─── EXTRACTED INFORMATION ───

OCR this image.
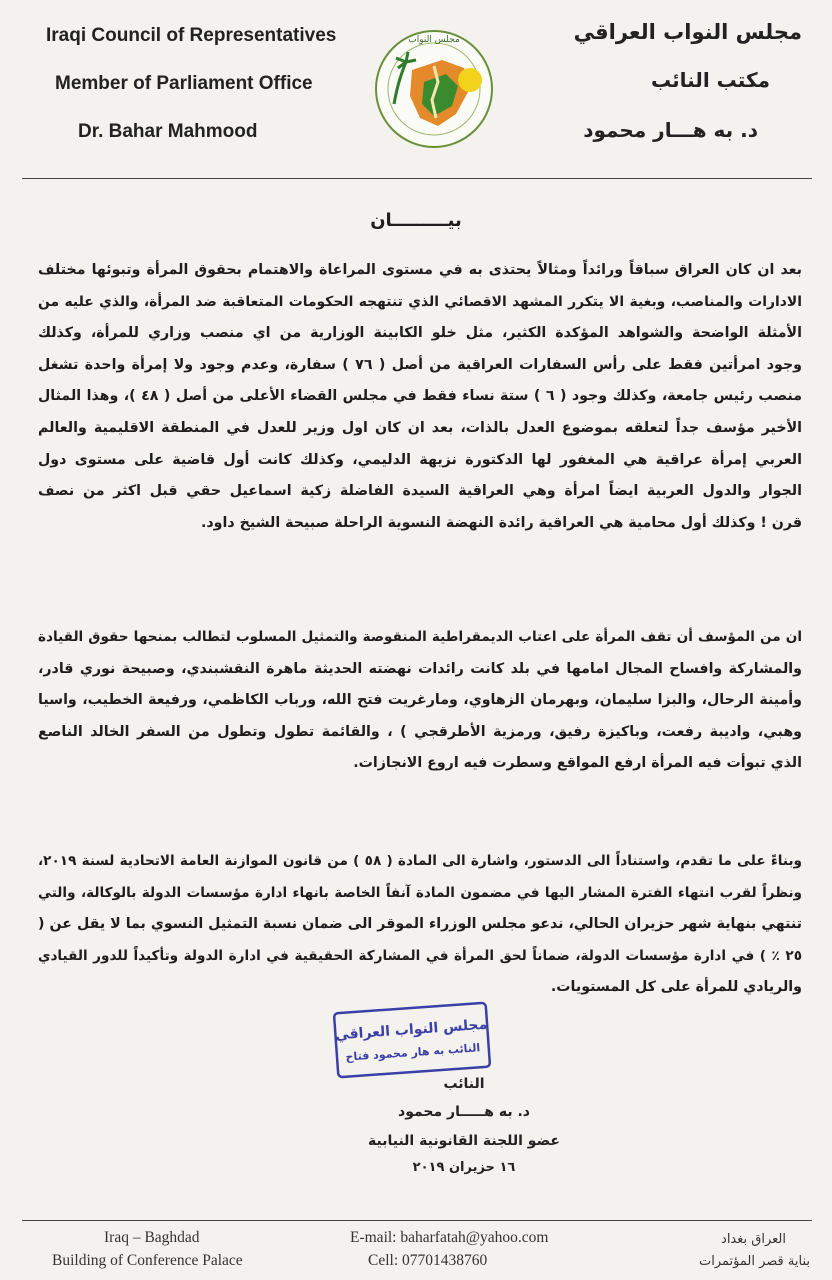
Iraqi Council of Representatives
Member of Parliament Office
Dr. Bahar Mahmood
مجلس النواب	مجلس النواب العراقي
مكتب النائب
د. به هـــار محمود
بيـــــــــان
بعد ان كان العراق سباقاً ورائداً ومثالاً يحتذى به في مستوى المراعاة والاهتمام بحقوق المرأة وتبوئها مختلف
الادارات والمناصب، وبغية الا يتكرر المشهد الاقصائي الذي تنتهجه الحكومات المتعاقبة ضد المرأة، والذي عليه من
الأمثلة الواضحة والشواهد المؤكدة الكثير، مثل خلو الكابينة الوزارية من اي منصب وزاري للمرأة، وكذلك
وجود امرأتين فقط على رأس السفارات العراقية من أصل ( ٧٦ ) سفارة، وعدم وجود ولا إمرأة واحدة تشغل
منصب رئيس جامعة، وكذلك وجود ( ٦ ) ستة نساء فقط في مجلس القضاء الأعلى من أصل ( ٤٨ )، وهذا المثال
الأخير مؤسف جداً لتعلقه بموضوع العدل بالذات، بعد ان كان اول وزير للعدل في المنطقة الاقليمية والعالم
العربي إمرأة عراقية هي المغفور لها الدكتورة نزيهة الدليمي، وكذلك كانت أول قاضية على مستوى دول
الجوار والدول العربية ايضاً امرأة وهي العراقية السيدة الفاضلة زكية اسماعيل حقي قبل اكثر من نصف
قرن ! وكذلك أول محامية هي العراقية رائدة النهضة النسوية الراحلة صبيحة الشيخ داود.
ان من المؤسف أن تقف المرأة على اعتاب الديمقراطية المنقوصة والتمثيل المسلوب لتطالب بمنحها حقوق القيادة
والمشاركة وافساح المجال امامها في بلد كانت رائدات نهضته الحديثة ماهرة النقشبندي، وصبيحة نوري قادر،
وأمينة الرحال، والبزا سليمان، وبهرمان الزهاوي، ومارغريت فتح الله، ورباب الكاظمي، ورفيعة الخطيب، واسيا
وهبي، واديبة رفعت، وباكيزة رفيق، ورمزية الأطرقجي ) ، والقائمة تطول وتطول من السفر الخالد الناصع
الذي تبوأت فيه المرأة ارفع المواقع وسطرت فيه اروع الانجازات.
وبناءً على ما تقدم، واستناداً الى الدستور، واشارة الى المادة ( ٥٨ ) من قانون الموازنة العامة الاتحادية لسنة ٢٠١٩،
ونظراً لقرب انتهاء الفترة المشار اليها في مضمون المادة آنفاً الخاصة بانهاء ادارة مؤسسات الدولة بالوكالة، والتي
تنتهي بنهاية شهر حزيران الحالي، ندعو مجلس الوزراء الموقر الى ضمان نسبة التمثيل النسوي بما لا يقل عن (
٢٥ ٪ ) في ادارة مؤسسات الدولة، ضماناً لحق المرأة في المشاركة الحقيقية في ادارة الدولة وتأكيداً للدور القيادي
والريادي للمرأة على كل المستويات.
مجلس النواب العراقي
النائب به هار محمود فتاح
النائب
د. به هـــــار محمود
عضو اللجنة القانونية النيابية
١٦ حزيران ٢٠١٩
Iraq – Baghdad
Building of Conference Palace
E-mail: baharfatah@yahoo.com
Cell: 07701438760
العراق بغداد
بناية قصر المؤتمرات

───

**TASK DIRECTIONS:** Exactly as written, return every line of the listing, but not the pictures.

**FINAL RESULT:**
OCR this image.
Iraqi Council of Representatives
Member of Parliament Office
Dr. Bahar Mahmood
مجلس النواب	مجلس النواب العراقي
مكتب النائب
د. به هـــار محمود
بيـــــــــان
بعد ان كان العراق سباقاً ورائداً ومثالاً يحتذى به في مستوى المراعاة والاهتمام بحقوق المرأة وتبوئها مختلف
الادارات والمناصب، وبغية الا يتكرر المشهد الاقصائي الذي تنتهجه الحكومات المتعاقبة ضد المرأة، والذي عليه من
الأمثلة الواضحة والشواهد المؤكدة الكثير، مثل خلو الكابينة الوزارية من اي منصب وزاري للمرأة، وكذلك
وجود امرأتين فقط على رأس السفارات العراقية من أصل ( ٧٦ ) سفارة، وعدم وجود ولا إمرأة واحدة تشغل
منصب رئيس جامعة، وكذلك وجود ( ٦ ) ستة نساء فقط في مجلس القضاء الأعلى من أصل ( ٤٨ )، وهذا المثال
الأخير مؤسف جداً لتعلقه بموضوع العدل بالذات، بعد ان كان اول وزير للعدل في المنطقة الاقليمية والعالم
العربي إمرأة عراقية هي المغفور لها الدكتورة نزيهة الدليمي، وكذلك كانت أول قاضية على مستوى دول
الجوار والدول العربية ايضاً امرأة وهي العراقية السيدة الفاضلة زكية اسماعيل حقي قبل اكثر من نصف
قرن ! وكذلك أول محامية هي العراقية رائدة النهضة النسوية الراحلة صبيحة الشيخ داود.
ان من المؤسف أن تقف المرأة على اعتاب الديمقراطية المنقوصة والتمثيل المسلوب لتطالب بمنحها حقوق القيادة
والمشاركة وافساح المجال امامها في بلد كانت رائدات نهضته الحديثة ماهرة النقشبندي، وصبيحة نوري قادر،
وأمينة الرحال، والبزا سليمان، وبهرمان الزهاوي، ومارغريت فتح الله، ورباب الكاظمي، ورفيعة الخطيب، واسيا
وهبي، واديبة رفعت، وباكيزة رفيق، ورمزية الأطرقجي ) ، والقائمة تطول وتطول من السفر الخالد الناصع
الذي تبوأت فيه المرأة ارفع المواقع وسطرت فيه اروع الانجازات.
وبناءً على ما تقدم، واستناداً الى الدستور، واشارة الى المادة ( ٥٨ ) من قانون الموازنة العامة الاتحادية لسنة ٢٠١٩،
ونظراً لقرب انتهاء الفترة المشار اليها في مضمون المادة آنفاً الخاصة بانهاء ادارة مؤسسات الدولة بالوكالة، والتي
تنتهي بنهاية شهر حزيران الحالي، ندعو مجلس الوزراء الموقر الى ضمان نسبة التمثيل النسوي بما لا يقل عن (
٢٥ ٪ ) في ادارة مؤسسات الدولة، ضماناً لحق المرأة في المشاركة الحقيقية في ادارة الدولة وتأكيداً للدور القيادي
والريادي للمرأة على كل المستويات.
مجلس النواب العراقي
النائب به هار محمود فتاح
النائب
د. به هـــــار محمود
عضو اللجنة القانونية النيابية
١٦ حزيران ٢٠١٩
Iraq – Baghdad
Building of Conference Palace
E-mail: baharfatah@yahoo.com
Cell: 07701438760
العراق بغداد
بناية قصر المؤتمرات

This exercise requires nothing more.